■ CONSIGNAS
**a.** Reproduce al pie de la letra la parte del fragmento comprendida entre "Sirva esta referencia" y "de esos engaños.", ambos incluidos.
**b.** Enumera, por favor, todos aquellos a quienes, según el fragmento, les sirve como instrumento útil la ficción que crea el padre.

━━━━━ FRAGMENTO

Las ficciones y los miedos

Fredy Massadel

En  World’s greatest dad, película dirigida por Bobcat Goldthwait en 2009, Robin Williams encarna a Lance Clayton: el pacientísimo padre de un insoportable adolescente, maleducado, grosero y parásito, que fallece accidentalmente en circunstancias bastante sórdidas. Para evitar avergonzar la memoria de su hijo, el personaje de Williams (profesor y escritor frustrado) falsifica las circunstancias de su muerte, lo que incluye redactar una supuesta nota de suicidio. La sentida nota es difundida por el periódico de instituto dando pie a que quien en realidad era un individuo intratable, tosco e impopular, y absolutamente incapaz de haber articulado una sola de las ideas plasmadas en esa nota, se convierta en un admirado héroe, en un ser querido cuya pérdida afecta a todos. La ficción que el padre crea inicialmente para proteger la dignidad de su hijo acaba paulatinamente agrandándose y convirtiéndose en un instrumento útil que sirve tanto a Clayton, como a alumnos, adultos y a la comunidad escolar (que incluso se traslada más allá de los muros del instituto, al llegar incluso la supuesta sensibilidad extrema del incomprendido muchacho que se quitó la vida a ser tema de un programa de televisión sobre temas de ‘interés humano’), para afianzar las ficciones necesarias que ellos mismos precisan hacer de sus propias realidades.

Sirva esta referencia (además de como homenaje a Robin Williams) como una absolutamente precisa ilustración de los efectos venenosos de las ficciones, que han quedado igualmente precisamente ilustrados recientemente en el caso Pujol. Un caso que encuentro particularmente interesante porque en la construcción de ese engaño reconozco ciertas similitudes respecto a lo que ha estado y continúa sucediendo dentro del ámbito del pensamiento y el debate sobre arquitectura: no sólo de la manipulación que de él han estado efectuando quienes quieren arrogarse el crédito de ser sus artífices; sino también de la fervorosa fe de tantos creyentes que han sido pilares del sostenimiento de esa manipulación, de esos engaños.

━━━━━━━━━━
━━━━━ REGISTROS ALMACENADOS

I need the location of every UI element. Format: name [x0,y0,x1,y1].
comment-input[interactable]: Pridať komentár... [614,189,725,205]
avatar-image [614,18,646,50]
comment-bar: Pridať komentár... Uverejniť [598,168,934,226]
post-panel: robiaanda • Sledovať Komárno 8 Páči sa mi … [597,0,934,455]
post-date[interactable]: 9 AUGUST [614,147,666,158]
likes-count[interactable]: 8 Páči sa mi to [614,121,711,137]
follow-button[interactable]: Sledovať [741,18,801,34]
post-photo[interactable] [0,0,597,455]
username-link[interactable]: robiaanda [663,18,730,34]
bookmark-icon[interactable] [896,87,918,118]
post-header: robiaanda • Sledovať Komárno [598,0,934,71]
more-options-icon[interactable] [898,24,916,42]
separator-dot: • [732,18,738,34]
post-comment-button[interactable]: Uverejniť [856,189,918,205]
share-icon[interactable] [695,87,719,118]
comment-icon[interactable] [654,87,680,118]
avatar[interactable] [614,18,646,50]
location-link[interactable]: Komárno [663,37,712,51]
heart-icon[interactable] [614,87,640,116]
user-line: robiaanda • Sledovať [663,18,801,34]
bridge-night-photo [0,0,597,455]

━━━━━━━━━━

■ SOLUCIONES COMPLETAS
**a.**
Sirva esta referencia (además de como homenaje a Robin Williams) como una absolutamente precisa ilustración de los efectos venenosos de las ficciones, que han quedado igualmente precisamente ilustrados recientemente en el caso Pujol. Un caso que encuentro particularmente interesante porque en la construcción de ese engaño reconozco ciertas similitudes respecto a lo que ha estado y continúa sucediendo dentro del ámbito del pensamiento y el debate sobre arquitectura: no sólo de la manipulación que de él han estado efectuando quienes quieren arrogarse el crédito de ser sus artífices; sino también de la fervorosa fe de tantos creyentes que han sido pilares del sostenimiento de esa manipulación, de esos engaños.

**b.**
- Clayton
- Los alumnos
- Los adultos
- La comunidad escolar